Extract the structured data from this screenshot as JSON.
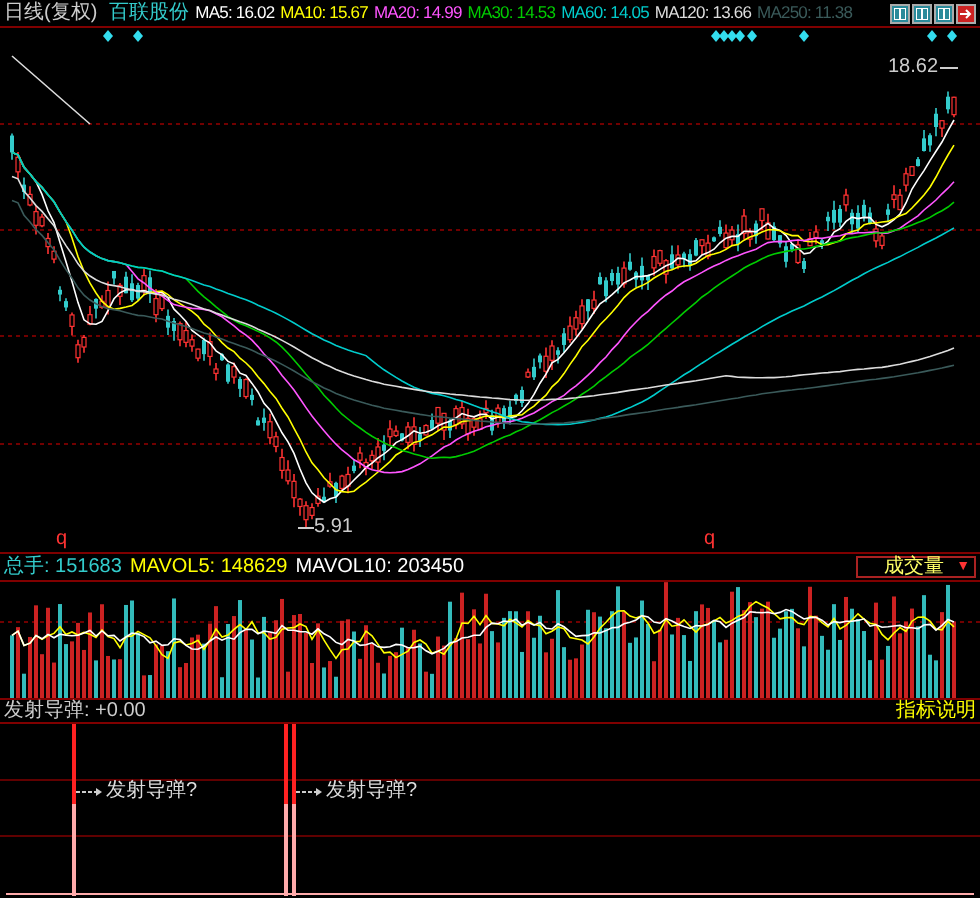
{
  "header": {
    "period": "日线(复权)",
    "stock": "百联股份",
    "ma": [
      {
        "label": "MA5: 16.02",
        "color": "#ffffff"
      },
      {
        "label": "MA10: 15.67",
        "color": "#ffff00"
      },
      {
        "label": "MA20: 14.99",
        "color": "#ff55ff"
      },
      {
        "label": "MA30: 14.53",
        "color": "#00cc00"
      },
      {
        "label": "MA60: 14.05",
        "color": "#00cccc"
      },
      {
        "label": "MA120: 13.66",
        "color": "#dddddd"
      },
      {
        "label": "MA250: 11.38",
        "color": "#3a5a5a"
      }
    ]
  },
  "price_chart": {
    "high_label": "18.62",
    "low_label": "5.91",
    "markers": [
      "q",
      "q"
    ]
  },
  "volume": {
    "stats": [
      {
        "label": "总手: 151683",
        "color": "#33cccc"
      },
      {
        "label": "MAVOL5: 148629",
        "color": "#ffff00"
      },
      {
        "label": "MAVOL10: 203450",
        "color": "#ffffff"
      }
    ],
    "selector": "成交量",
    "selector_arrow": "▼"
  },
  "indicator": {
    "title": "发射导弹: +0.00",
    "help": "指标说明",
    "signals": [
      "发射导弹?",
      "发射导弹?"
    ]
  }
}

» **What needs to be done**: Using the data above, write out every line exactly, leaving the images behind.

» **The reply**:
Extract the structured data from this screenshot as JSON.
{
  "header": {
    "period": "日线(复权)",
    "stock": "百联股份",
    "ma": [
      {
        "label": "MA5: 16.02",
        "color": "#ffffff"
      },
      {
        "label": "MA10: 15.67",
        "color": "#ffff00"
      },
      {
        "label": "MA20: 14.99",
        "color": "#ff55ff"
      },
      {
        "label": "MA30: 14.53",
        "color": "#00cc00"
      },
      {
        "label": "MA60: 14.05",
        "color": "#00cccc"
      },
      {
        "label": "MA120: 13.66",
        "color": "#dddddd"
      },
      {
        "label": "MA250: 11.38",
        "color": "#3a5a5a"
      }
    ]
  },
  "price_chart": {
    "high_label": "18.62",
    "low_label": "5.91",
    "markers": [
      "q",
      "q"
    ]
  },
  "volume": {
    "stats": [
      {
        "label": "总手: 151683",
        "color": "#33cccc"
      },
      {
        "label": "MAVOL5: 148629",
        "color": "#ffff00"
      },
      {
        "label": "MAVOL10: 203450",
        "color": "#ffffff"
      }
    ],
    "selector": "成交量",
    "selector_arrow": "▼"
  },
  "indicator": {
    "title": "发射导弹: +0.00",
    "help": "指标说明",
    "signals": [
      "发射导弹?",
      "发射导弹?"
    ]
  }
}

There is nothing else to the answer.